Extracted data entries:
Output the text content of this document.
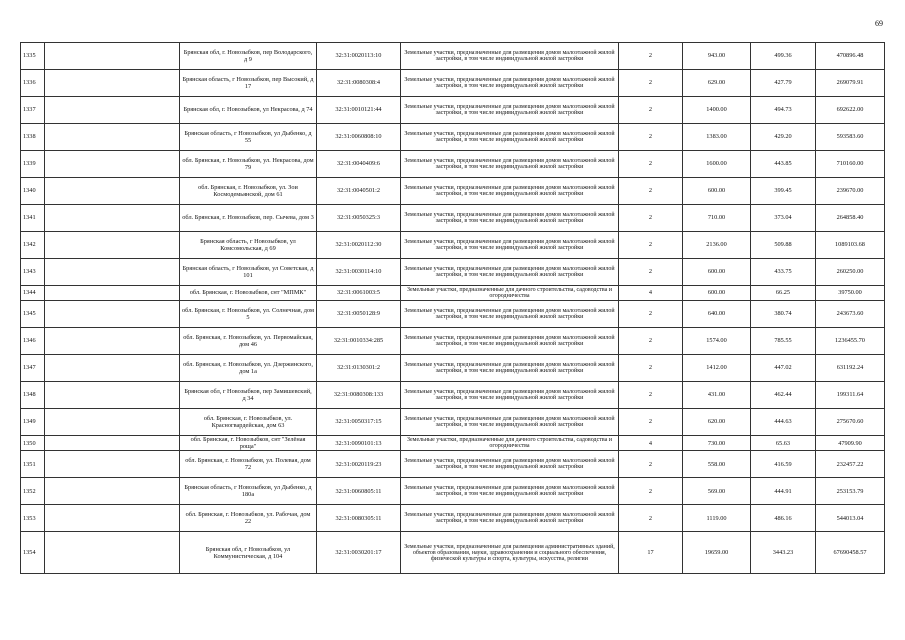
69
1335		Брянская обл, г. Новозыбков, пер Володарского, д 9	32:31:0020113:10	Земельные участки, предназначенные для размещения домов малоэтажной жилой застройки, в том числе индивидуальной жилой застройки	2	943.00	499.36	470896.48
1336		Брянская область, г Новозыбков, пер Высокий, д 17	32:31:0080308:4	Земельные участки, предназначенные для размещения домов малоэтажной жилой застройки, в том числе индивидуальной жилой застройки	2	629.00	427.79	269079.91
1337		Брянская обл, г. Новозыбков, ул Некрасова, д 74	32:31:0010121:44	Земельные участки, предназначенные для размещения домов малоэтажной жилой застройки, в том числе индивидуальной жилой застройки	2	1400.00	494.73	692622.00
1338		Брянская область, г Новозыбков, ул Дыбенко, д 55	32:31:0060808:10	Земельные участки, предназначенные для размещения домов малоэтажной жилой застройки, в том числе индивидуальной жилой застройки	2	1383.00	429.20	593583.60
1339		обл. Брянская, г. Новозыбков, ул. Некрасова, дом 79	32:31:0040409:6	Земельные участки, предназначенные для размещения домов малоэтажной жилой застройки, в том числе индивидуальной жилой застройки	2	1600.00	443.85	710160.00
1340		обл. Брянская, г. Новозыбков, ул. Зои Космодемьянской, дом 61	32:31:0040501:2	Земельные участки, предназначенные для размещения домов малоэтажной жилой застройки, в том числе индивидуальной жилой застройки	2	600.00	399.45	239670.00
1341		обл. Брянская, г. Новозыбков, пер. Сычева, дом 3	32:31:0050325:3	Земельные участки, предназначенные для размещения домов малоэтажной жилой застройки, в том числе индивидуальной жилой застройки	2	710.00	373.04	264858.40
1342		Брянская область, г Новозыбков, ул Комсомольская, д 69	32:31:0020112:30	Земельные участки, предназначенные для размещения домов малоэтажной жилой застройки, в том числе индивидуальной жилой застройки	2	2136.00	509.88	1089103.68
1343		Брянская область, г Новозыбков, ул Советская, д 101	32:31:0030114:10	Земельные участки, предназначенные для размещения домов малоэтажной жилой застройки, в том числе индивидуальной жилой застройки	2	600.00	433.75	260250.00
1344		обл. Брянская, г. Новозыбков, снт "МПМК"	32:31:0061003:5	Земельные участки, предназначенные для дачного строительства, садоводства и огородничества	4	600.00	66.25	39750.00
1345		обл. Брянская, г. Новозыбков, ул. Солнечная, дом 5	32:31:0050128:9	Земельные участки, предназначенные для размещения домов малоэтажной жилой застройки, в том числе индивидуальной жилой застройки	2	640.00	380.74	243673.60
1346		обл. Брянская, г. Новозыбков, ул. Первомайская, дом 46	32:31:0010334:285	Земельные участки, предназначенные для размещения домов малоэтажной жилой застройки, в том числе индивидуальной жилой застройки	2	1574.00	785.55	1236455.70
1347		обл. Брянская, г. Новозыбков, ул. Дзержинского, дом 1а	32:31:0130301:2	Земельные участки, предназначенные для размещения домов малоэтажной жилой застройки, в том числе индивидуальной жилой застройки	2	1412.00	447.02	631192.24
1348		Брянская обл, г Новозыбков, пер Замишевский, д 34	32:31:0080308:133	Земельные участки, предназначенные для размещения домов малоэтажной жилой застройки, в том числе индивидуальной жилой застройки	2	431.00	462.44	199311.64
1349		обл. Брянская, г. Новозыбков, ул. Красногвардейская, дом 63	32:31:0050317:15	Земельные участки, предназначенные для размещения домов малоэтажной жилой застройки, в том числе индивидуальной жилой застройки	2	620.00	444.63	275670.60
1350		обл. Брянская, г. Новозыбков, снт "Зелёная роща"	32:31:0090101:13	Земельные участки, предназначенные для дачного строительства, садоводства и огородничества	4	730.00	65.63	47909.90
1351		обл. Брянская, г. Новозыбков, ул. Полевая, дом 72	32:31:0020119:23	Земельные участки, предназначенные для размещения домов малоэтажной жилой застройки, в том числе индивидуальной жилой застройки	2	558.00	416.59	232457.22
1352		Брянская область, г Новозыбков, ул Дыбенко, д 180а	32:31:0060805:11	Земельные участки, предназначенные для размещения домов малоэтажной жилой застройки, в том числе индивидуальной жилой застройки	2	569.00	444.91	253153.79
1353		обл. Брянская, г. Новозыбков, ул. Рабочая, дом 22	32:31:0080305:11	Земельные участки, предназначенные для размещения домов малоэтажной жилой застройки, в том числе индивидуальной жилой застройки	2	1119.00	486.16	544013.04
1354		Брянская обл, г Новозыбков, ул Коммунистическая, д 104	32:31:0030201:17	Земельные участки, предназначенные для размещения административных зданий, объектов образования, науки, здравоохранения и социального обеспечения, физической культуры и спорта, культуры, искусства, религии	17	19659.00	3443.23	67690458.57
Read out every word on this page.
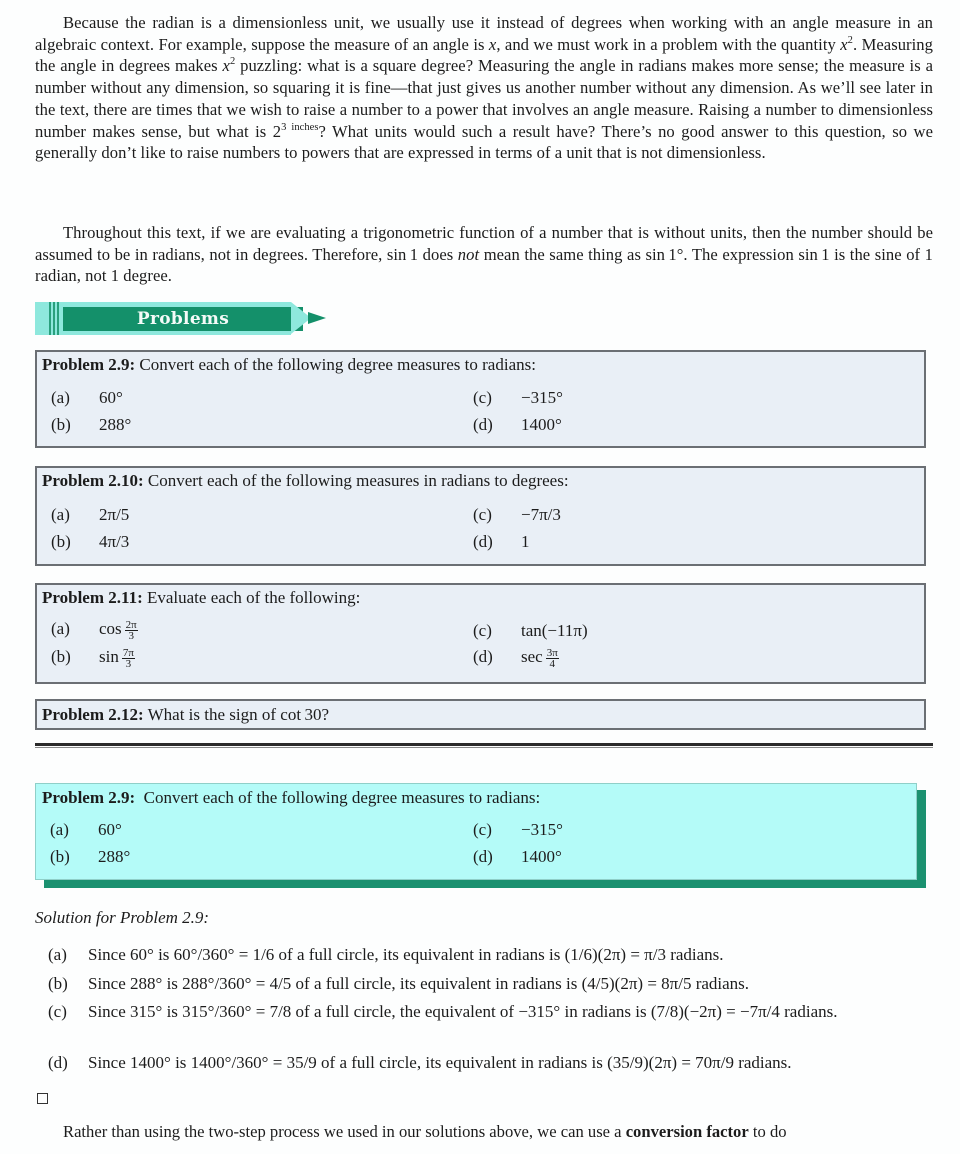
Because the radian is a dimensionless unit, we usually use it instead of degrees when working with an angle measure in an algebraic context. For example, suppose the measure of an angle is x, and we must work in a problem with the quantity $x^2$. Measuring the angle in degrees makes $x^2$ puzzling: what is a square degree? Measuring the angle in radians makes more sense; the measure is a number without any dimension, so squaring it is fine—that just gives us another number without any dimension. As we’ll see later in the text, there are times that we wish to raise a number to a power that involves an angle measure. Raising a number to dimensionless number makes sense, but what is $2^{3 inches}$? What units would such a result have? There’s no good answer to this question, so we generally don’t like to raise numbers to powers that are expressed in terms of a unit that is not dimensionless.

Throughout this text, if we are evaluating a trigonometric function of a number that is without units, then the number should be assumed to be in radians, not in degrees. Therefore, sin 1 does not mean the same thing as sin 1°. The expression sin 1 is the sine of 1 radian, not 1 degree.

Problems
Problem 2.9: Convert each of the following degree measures to radians:
(a) 60°
(b) 288°
(c) −315°
(d) 1400°
Problem 2.10: Convert each of the following measures in radians to degrees:
(a) 2π/5
(b) 4π/3
(c) −7π/3
(d) 1
Problem 2.11: Evaluate each of the following:
(a) $\cos \frac{2\pi}{3}$
(b) $\sin \frac{7\pi}{3}$
(c) tan(−11π)
(d) $\sec \frac{3\pi}{4}$
Problem 2.12: What is the sign of cot 30?
Problem 2.9:  Convert each of the following degree measures to radians:
(a) 60°
(b) 288°
(c) −315°
(d) 1400°
Solution for Problem 2.9:
(a) Since 60° is 60°/360° = 1/6 of a full circle, its equivalent in radians is (1/6)(2π) = π/3 radians.
(b) Since 288° is 288°/360° = 4/5 of a full circle, its equivalent in radians is (4/5)(2π) = 8π/5 radians.
(c) Since 315° is 315°/360° = 7/8 of a full circle, the equivalent of −315° in radians is (7/8)(−2π) = −7π/4 radians.
(d) Since 1400° is 1400°/360° = 35/9 of a full circle, its equivalent in radians is (35/9)(2π) = 70π/9 radians.
Rather than using the two-step process we used in our solutions above, we can use a conversion factor to do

Task description:
Every line that holds the word "radians" should be extracted.

Task answer:
Because the radian is a dimensionless unit, we usually use it instead of degrees when working with an angle measure in an algebraic context. For example, suppose the measure of an angle is x, and we must work in a problem with the quantity $x^2$. Measuring the angle in degrees makes $x^2$ puzzling: what is a square degree? Measuring the angle in radians makes more sense; the measure is a number without any dimension, so squaring it is fine—that just gives us another number without any dimension. As we’ll see later in the text, there are times that we wish to raise a number to a power that involves an angle measure. Raising a number to dimensionless number makes sense, but what is $2^{3 inches}$? What units would such a result have? There’s no good answer to this question, so we generally don’t like to raise numbers to powers that are expressed in terms of a unit that is not dimensionless.
Throughout this text, if we are evaluating a trigonometric function of a number that is without units, then the number should be assumed to be in radians, not in degrees. Therefore, sin 1 does not mean the same thing as sin 1°. The expression sin 1 is the sine of 1 radian, not 1 degree.
Problem 2.9: Convert each of the following degree measures to radians:
Problem 2.10: Convert each of the following measures in radians to degrees:
Problem 2.9:  Convert each of the following degree measures to radians:
(a) Since 60° is 60°/360° = 1/6 of a full circle, its equivalent in radians is (1/6)(2π) = π/3 radians.
(b) Since 288° is 288°/360° = 4/5 of a full circle, its equivalent in radians is (4/5)(2π) = 8π/5 radians.
(c) Since 315° is 315°/360° = 7/8 of a full circle, the equivalent of −315° in radians is (7/8)(−2π) = −7π/4 radians.
(d) Since 1400° is 1400°/360° = 35/9 of a full circle, its equivalent in radians is (35/9)(2π) = 70π/9 radians.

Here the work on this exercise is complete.